**Direction**
Take each line containing "screenshot" and report it exactly as written.

**Supplied material**

--- BEGIN ---

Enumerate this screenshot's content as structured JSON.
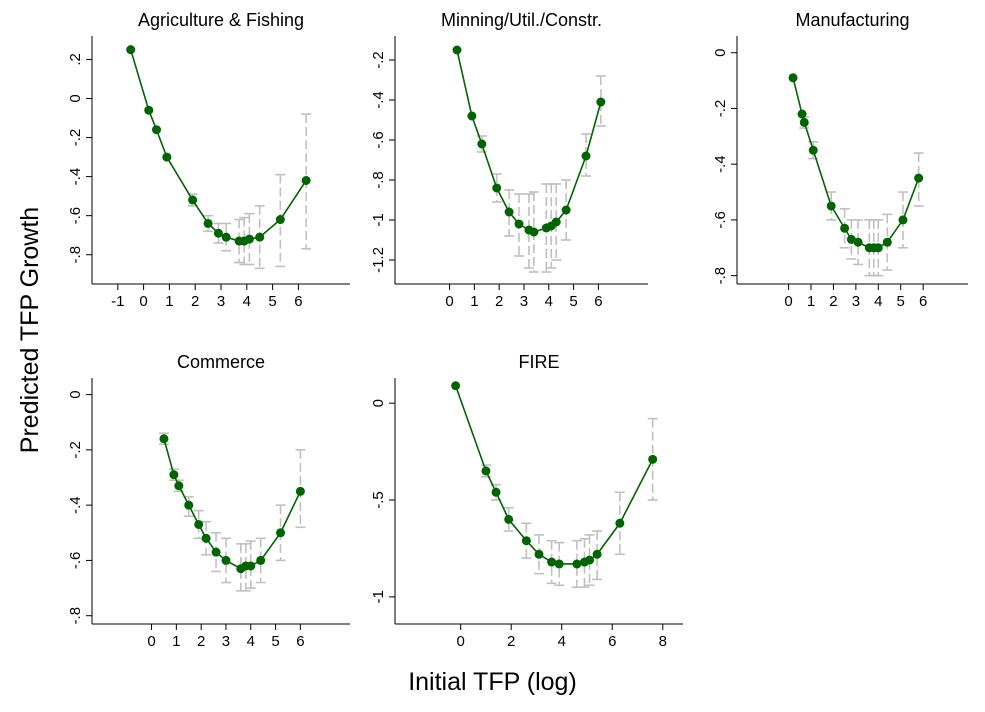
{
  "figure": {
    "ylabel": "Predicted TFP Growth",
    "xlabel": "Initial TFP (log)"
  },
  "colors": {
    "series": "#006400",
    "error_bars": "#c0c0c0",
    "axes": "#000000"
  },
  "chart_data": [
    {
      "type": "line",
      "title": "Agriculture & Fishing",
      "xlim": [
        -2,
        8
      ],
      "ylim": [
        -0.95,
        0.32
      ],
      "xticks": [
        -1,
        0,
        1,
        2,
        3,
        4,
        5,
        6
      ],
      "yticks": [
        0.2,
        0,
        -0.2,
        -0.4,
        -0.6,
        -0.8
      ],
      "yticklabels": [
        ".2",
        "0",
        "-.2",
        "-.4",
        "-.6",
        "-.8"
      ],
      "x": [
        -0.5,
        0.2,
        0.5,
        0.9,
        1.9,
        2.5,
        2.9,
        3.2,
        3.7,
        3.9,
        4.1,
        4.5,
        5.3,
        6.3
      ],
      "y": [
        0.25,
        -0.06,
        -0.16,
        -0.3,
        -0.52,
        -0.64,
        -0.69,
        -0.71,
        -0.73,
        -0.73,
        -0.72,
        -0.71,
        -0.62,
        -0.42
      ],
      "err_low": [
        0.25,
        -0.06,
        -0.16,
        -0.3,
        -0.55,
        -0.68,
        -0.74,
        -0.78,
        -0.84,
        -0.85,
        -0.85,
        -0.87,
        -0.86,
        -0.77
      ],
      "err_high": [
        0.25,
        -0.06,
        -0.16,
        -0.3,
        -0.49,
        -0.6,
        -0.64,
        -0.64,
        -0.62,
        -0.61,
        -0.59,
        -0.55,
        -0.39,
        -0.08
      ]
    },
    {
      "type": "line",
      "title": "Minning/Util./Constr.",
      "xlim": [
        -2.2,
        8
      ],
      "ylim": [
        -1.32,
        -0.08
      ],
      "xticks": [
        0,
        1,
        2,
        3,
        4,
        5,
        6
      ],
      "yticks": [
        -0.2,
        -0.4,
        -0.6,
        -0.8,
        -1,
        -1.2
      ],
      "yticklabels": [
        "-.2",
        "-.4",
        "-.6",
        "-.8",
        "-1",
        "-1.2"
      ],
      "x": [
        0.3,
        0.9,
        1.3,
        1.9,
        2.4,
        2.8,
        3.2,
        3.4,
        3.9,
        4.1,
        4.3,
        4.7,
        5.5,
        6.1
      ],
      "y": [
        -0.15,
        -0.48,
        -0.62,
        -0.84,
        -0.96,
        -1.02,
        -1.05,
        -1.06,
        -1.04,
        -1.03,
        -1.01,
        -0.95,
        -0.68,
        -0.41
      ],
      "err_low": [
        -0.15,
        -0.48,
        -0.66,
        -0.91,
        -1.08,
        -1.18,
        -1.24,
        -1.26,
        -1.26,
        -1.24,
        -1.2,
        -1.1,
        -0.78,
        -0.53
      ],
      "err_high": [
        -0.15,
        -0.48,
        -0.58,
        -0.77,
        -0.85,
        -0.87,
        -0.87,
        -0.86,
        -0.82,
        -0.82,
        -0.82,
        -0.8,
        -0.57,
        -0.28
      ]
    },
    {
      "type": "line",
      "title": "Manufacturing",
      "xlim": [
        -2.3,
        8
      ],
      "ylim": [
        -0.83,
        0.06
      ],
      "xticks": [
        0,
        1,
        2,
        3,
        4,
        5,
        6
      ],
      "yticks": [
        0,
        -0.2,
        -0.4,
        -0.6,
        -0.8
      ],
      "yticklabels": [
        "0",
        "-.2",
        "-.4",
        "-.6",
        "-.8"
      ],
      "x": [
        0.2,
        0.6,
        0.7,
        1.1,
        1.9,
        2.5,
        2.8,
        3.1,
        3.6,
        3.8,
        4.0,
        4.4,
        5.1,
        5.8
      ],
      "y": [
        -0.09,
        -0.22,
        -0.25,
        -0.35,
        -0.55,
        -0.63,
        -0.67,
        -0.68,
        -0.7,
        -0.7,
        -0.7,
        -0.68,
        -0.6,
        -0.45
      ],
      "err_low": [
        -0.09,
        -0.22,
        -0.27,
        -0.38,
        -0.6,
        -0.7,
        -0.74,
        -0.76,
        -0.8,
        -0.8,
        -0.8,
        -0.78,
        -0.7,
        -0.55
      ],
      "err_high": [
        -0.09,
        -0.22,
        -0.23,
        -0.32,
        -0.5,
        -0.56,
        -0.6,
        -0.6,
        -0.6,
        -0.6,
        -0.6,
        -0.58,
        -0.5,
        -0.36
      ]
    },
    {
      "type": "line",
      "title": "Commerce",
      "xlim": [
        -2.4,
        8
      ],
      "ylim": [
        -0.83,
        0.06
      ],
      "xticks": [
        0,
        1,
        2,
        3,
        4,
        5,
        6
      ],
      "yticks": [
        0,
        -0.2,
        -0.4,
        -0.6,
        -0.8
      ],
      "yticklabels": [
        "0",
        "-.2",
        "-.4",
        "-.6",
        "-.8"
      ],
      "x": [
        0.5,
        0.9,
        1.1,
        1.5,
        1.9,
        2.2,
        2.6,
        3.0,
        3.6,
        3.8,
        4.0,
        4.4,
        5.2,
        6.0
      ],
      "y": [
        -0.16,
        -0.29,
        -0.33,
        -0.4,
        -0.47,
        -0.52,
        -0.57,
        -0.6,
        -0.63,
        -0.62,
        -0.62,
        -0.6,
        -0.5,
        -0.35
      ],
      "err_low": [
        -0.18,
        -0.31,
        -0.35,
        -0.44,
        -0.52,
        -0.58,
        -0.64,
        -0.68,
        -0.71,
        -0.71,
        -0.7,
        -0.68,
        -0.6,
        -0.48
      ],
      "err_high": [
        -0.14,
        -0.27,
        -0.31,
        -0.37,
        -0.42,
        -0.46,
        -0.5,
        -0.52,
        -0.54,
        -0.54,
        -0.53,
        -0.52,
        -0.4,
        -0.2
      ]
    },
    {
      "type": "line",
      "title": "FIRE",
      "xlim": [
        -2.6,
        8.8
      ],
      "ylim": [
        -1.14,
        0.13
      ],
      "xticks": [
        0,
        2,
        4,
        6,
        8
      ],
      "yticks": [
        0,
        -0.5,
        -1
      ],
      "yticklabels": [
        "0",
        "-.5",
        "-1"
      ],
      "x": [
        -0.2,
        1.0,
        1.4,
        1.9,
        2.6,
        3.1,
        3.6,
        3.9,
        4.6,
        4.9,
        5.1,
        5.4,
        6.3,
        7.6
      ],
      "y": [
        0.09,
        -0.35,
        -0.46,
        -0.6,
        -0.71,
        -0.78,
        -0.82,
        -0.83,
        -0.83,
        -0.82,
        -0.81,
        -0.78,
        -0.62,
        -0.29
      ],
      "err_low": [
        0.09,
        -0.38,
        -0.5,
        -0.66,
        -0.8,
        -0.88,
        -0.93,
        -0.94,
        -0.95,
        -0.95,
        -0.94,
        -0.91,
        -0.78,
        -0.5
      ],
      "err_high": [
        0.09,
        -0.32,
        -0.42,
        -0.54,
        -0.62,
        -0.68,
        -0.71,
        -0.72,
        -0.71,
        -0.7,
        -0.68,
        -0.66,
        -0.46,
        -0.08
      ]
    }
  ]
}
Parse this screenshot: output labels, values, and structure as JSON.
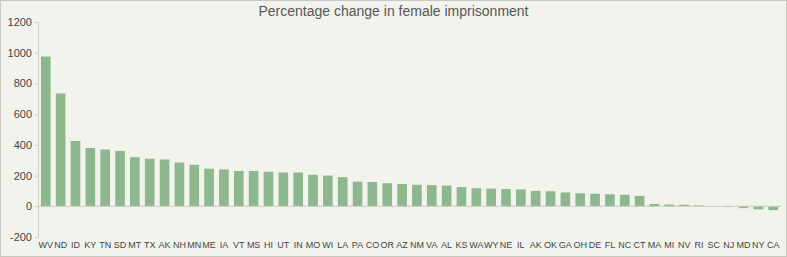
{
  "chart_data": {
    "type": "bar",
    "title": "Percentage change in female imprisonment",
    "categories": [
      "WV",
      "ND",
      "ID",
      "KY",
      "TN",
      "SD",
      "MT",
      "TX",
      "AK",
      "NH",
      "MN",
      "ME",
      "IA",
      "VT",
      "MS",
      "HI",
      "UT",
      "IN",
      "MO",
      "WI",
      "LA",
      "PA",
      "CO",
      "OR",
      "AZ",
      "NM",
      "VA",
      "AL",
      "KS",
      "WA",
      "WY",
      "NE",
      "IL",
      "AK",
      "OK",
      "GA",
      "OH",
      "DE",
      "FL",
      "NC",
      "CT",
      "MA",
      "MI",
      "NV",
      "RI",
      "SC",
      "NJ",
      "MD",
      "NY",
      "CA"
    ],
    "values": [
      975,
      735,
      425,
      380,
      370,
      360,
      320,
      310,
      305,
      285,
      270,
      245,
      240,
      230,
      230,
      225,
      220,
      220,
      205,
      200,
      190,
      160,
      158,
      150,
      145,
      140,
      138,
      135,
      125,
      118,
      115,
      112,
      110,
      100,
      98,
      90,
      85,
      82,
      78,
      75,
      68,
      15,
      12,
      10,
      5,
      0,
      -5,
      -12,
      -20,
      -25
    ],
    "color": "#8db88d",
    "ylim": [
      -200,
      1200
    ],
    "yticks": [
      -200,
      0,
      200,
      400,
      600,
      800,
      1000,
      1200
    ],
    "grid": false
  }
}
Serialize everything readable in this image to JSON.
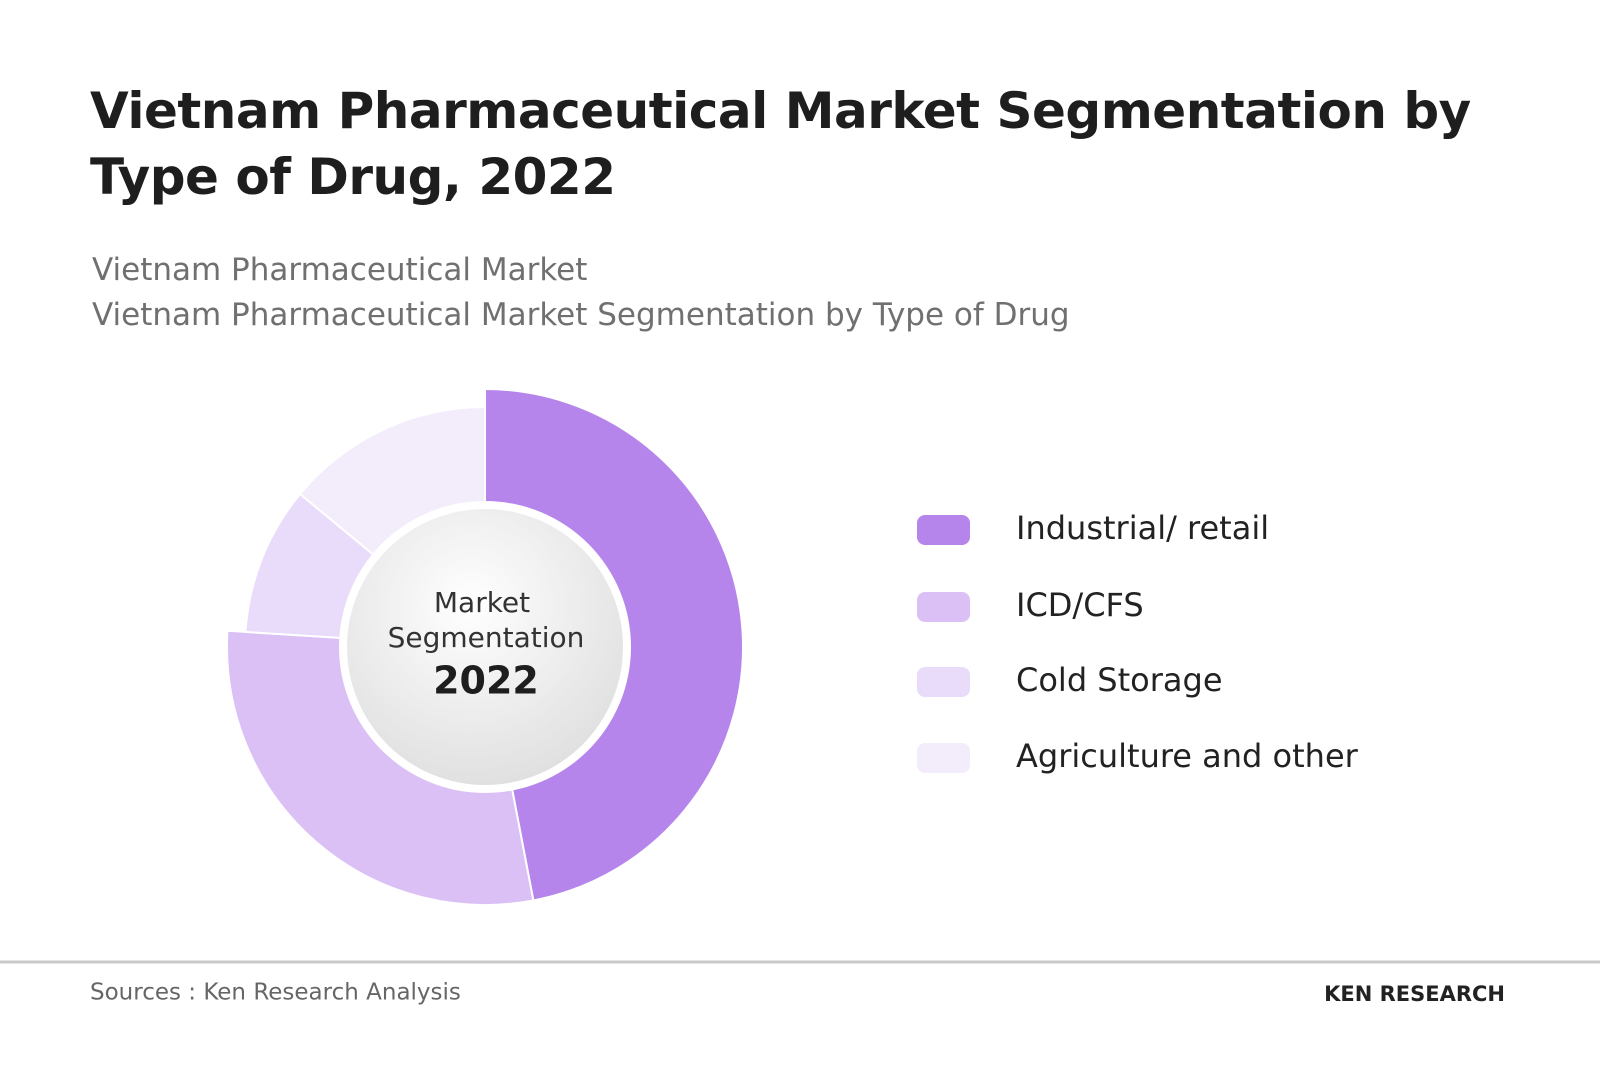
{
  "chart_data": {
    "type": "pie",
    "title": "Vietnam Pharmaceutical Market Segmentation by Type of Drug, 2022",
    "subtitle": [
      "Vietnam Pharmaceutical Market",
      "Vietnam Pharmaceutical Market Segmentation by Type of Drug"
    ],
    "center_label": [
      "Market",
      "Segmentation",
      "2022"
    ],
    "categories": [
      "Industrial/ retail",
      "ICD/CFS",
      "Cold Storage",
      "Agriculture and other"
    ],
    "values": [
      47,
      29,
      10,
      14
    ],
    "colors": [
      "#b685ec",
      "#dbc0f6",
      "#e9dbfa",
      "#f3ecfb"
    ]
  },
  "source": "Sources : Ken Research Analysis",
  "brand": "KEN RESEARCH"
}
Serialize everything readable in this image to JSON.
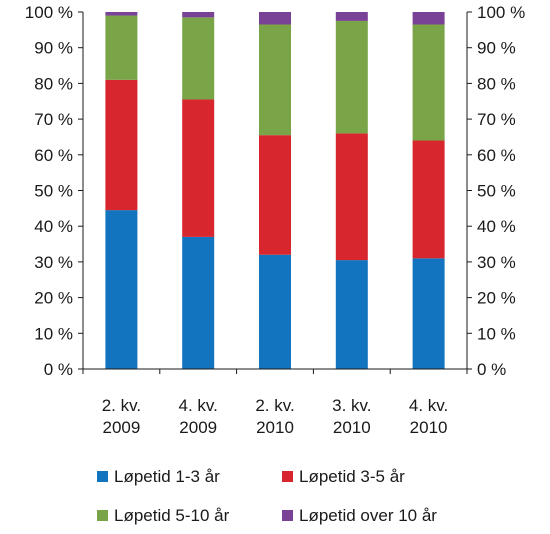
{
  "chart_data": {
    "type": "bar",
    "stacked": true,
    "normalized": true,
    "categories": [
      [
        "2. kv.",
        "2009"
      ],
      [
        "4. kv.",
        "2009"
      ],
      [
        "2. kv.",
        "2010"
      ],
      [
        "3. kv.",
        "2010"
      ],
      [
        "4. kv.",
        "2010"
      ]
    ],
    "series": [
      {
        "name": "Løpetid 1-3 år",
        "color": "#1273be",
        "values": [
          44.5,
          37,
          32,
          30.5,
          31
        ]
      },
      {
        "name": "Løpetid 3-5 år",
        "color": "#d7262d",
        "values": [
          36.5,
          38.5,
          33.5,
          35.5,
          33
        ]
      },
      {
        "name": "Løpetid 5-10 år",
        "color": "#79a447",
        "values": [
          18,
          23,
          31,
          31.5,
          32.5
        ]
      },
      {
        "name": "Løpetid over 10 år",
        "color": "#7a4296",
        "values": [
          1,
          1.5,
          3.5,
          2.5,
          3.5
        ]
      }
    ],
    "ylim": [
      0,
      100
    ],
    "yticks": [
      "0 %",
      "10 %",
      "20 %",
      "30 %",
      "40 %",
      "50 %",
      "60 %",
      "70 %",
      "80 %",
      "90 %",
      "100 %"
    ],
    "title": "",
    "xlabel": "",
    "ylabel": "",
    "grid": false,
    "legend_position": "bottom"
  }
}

--- END ---

**Response for this exercise**
Enumerate this screenshot's content as structured JSON.
Parse this screenshot: output labels, values, and structure as JSON.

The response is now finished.